● Records supplied:
►

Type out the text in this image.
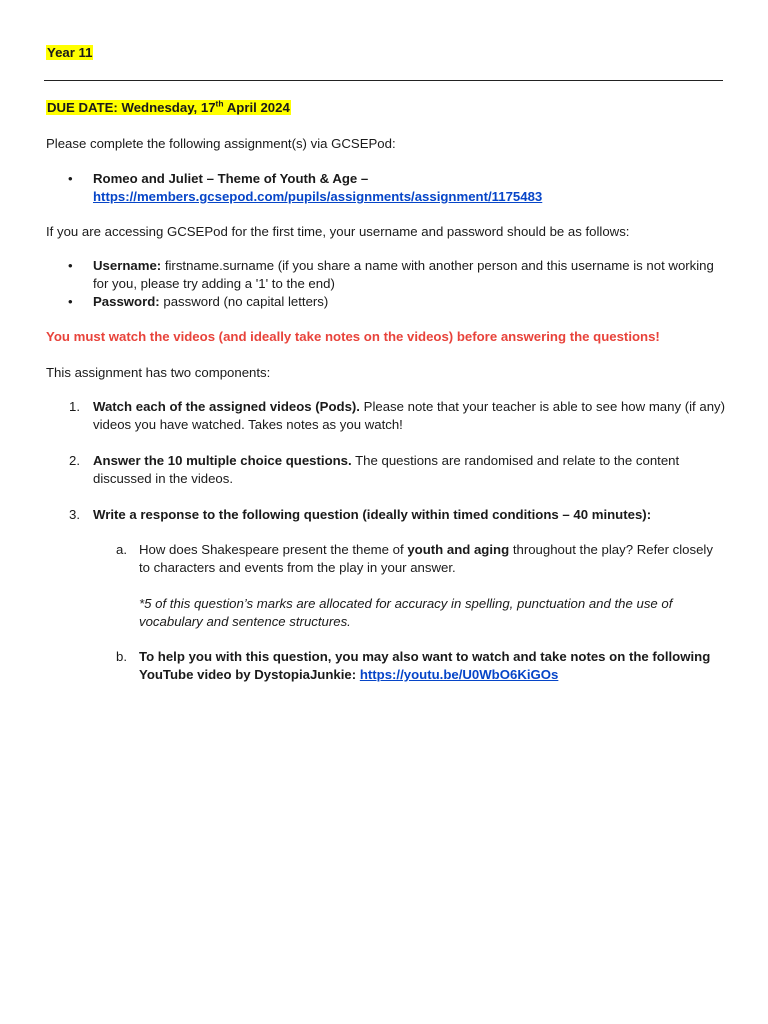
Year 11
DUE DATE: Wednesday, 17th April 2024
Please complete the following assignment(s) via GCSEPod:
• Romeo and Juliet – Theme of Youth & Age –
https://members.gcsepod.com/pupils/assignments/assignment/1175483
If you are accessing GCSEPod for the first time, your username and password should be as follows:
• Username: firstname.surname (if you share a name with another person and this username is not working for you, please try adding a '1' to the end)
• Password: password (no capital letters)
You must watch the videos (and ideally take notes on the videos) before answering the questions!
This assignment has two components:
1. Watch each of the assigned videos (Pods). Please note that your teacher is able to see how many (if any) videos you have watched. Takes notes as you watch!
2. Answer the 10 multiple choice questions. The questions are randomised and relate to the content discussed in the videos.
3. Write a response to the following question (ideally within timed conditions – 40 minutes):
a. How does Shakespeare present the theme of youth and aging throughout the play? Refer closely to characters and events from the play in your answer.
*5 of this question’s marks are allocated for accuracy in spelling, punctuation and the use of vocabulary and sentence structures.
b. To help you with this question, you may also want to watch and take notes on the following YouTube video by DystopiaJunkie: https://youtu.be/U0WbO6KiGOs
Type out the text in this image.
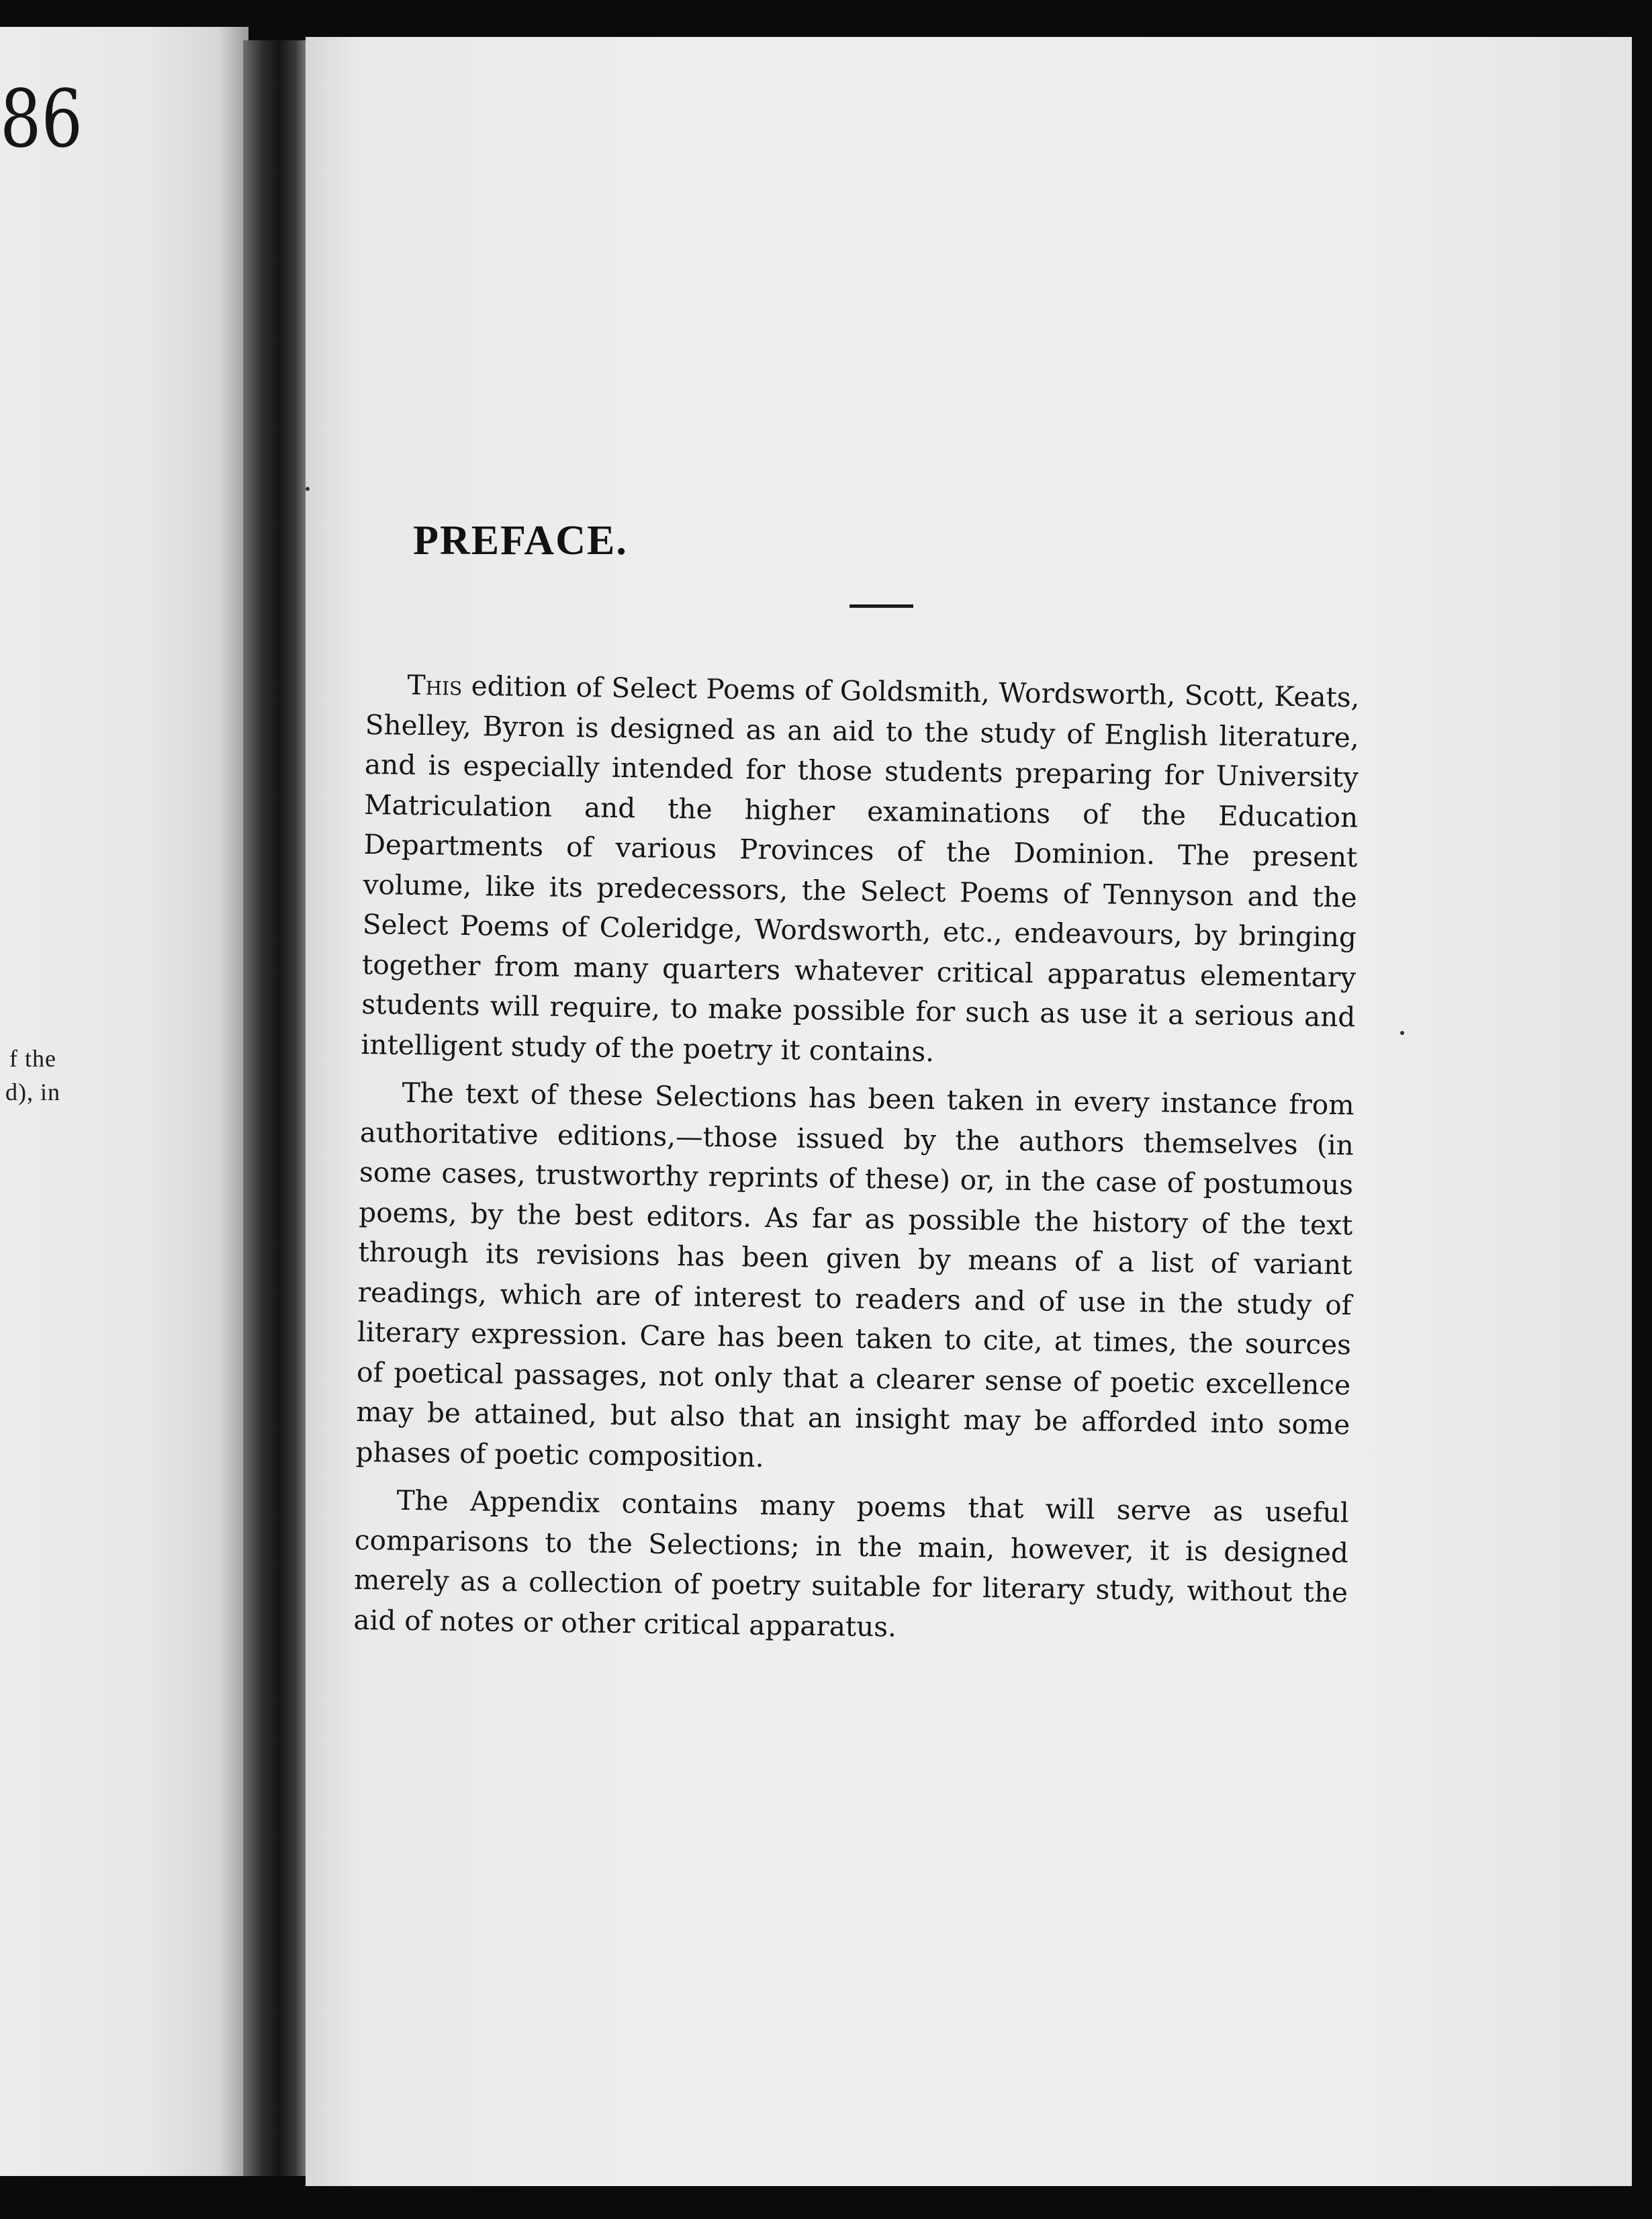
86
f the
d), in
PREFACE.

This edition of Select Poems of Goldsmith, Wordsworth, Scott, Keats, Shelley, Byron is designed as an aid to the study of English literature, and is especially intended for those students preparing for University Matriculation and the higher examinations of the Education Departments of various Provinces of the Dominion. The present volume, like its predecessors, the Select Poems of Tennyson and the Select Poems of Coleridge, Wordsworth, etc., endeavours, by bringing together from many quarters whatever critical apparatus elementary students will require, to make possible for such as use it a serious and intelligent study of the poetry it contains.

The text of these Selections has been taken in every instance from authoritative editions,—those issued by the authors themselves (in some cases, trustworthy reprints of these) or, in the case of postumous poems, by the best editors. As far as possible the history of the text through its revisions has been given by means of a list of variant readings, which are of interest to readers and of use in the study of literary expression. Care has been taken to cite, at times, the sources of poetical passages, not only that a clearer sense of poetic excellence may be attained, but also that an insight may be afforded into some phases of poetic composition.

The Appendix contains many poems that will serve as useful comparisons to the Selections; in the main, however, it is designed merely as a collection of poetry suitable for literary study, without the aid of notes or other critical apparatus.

◄

● What is required:
Above are records with pictures; repeat the records exactly and leave the pictures out.

● Reply to the exercise:
Type out the text in this image.
Year 11
DUE DATE: Wednesday, 17th April 2024
Please complete the following assignment(s) via GCSEPod:
• Romeo and Juliet – Theme of Youth & Age –
https://members.gcsepod.com/pupils/assignments/assignment/1175483
If you are accessing GCSEPod for the first time, your username and password should be as follows:
• Username: firstname.surname (if you share a name with another person and this username is not working for you, please try adding a '1' to the end)
• Password: password (no capital letters)
You must watch the videos (and ideally take notes on the videos) before answering the questions!
This assignment has two components:
1. Watch each of the assigned videos (Pods). Please note that your teacher is able to see how many (if any) videos you have watched. Takes notes as you watch!
2. Answer the 10 multiple choice questions. The questions are randomised and relate to the content discussed in the videos.
3. Write a response to the following question (ideally within timed conditions – 40 minutes):
a. How does Shakespeare present the theme of youth and aging throughout the play? Refer closely to characters and events from the play in your answer.
*5 of this question’s marks are allocated for accuracy in spelling, punctuation and the use of vocabulary and sentence structures.
b. To help you with this question, you may also want to watch and take notes on the following YouTube video by DystopiaJunkie: https://youtu.be/U0WbO6KiGOs
Type out the text in this image.
86
f the
d), in
PREFACE.

This edition of Select Poems of Goldsmith, Wordsworth, Scott, Keats, Shelley, Byron is designed as an aid to the study of English literature, and is especially intended for those students preparing for University Matriculation and the higher examinations of the Education Departments of various Provinces of the Dominion. The present volume, like its predecessors, the Select Poems of Tennyson and the Select Poems of Coleridge, Wordsworth, etc., endeavours, by bringing together from many quarters whatever critical apparatus elementary students will require, to make possible for such as use it a serious and intelligent study of the poetry it contains.

The text of these Selections has been taken in every instance from authoritative editions,—those issued by the authors themselves (in some cases, trustworthy reprints of these) or, in the case of postumous poems, by the best editors. As far as possible the history of the text through its revisions has been given by means of a list of variant readings, which are of interest to readers and of use in the study of literary expression. Care has been taken to cite, at times, the sources of poetical passages, not only that a clearer sense of poetic excellence may be attained, but also that an insight may be afforded into some phases of poetic composition.

The Appendix contains many poems that will serve as useful comparisons to the Selections; in the main, however, it is designed merely as a collection of poetry suitable for literary study, without the aid of notes or other critical apparatus.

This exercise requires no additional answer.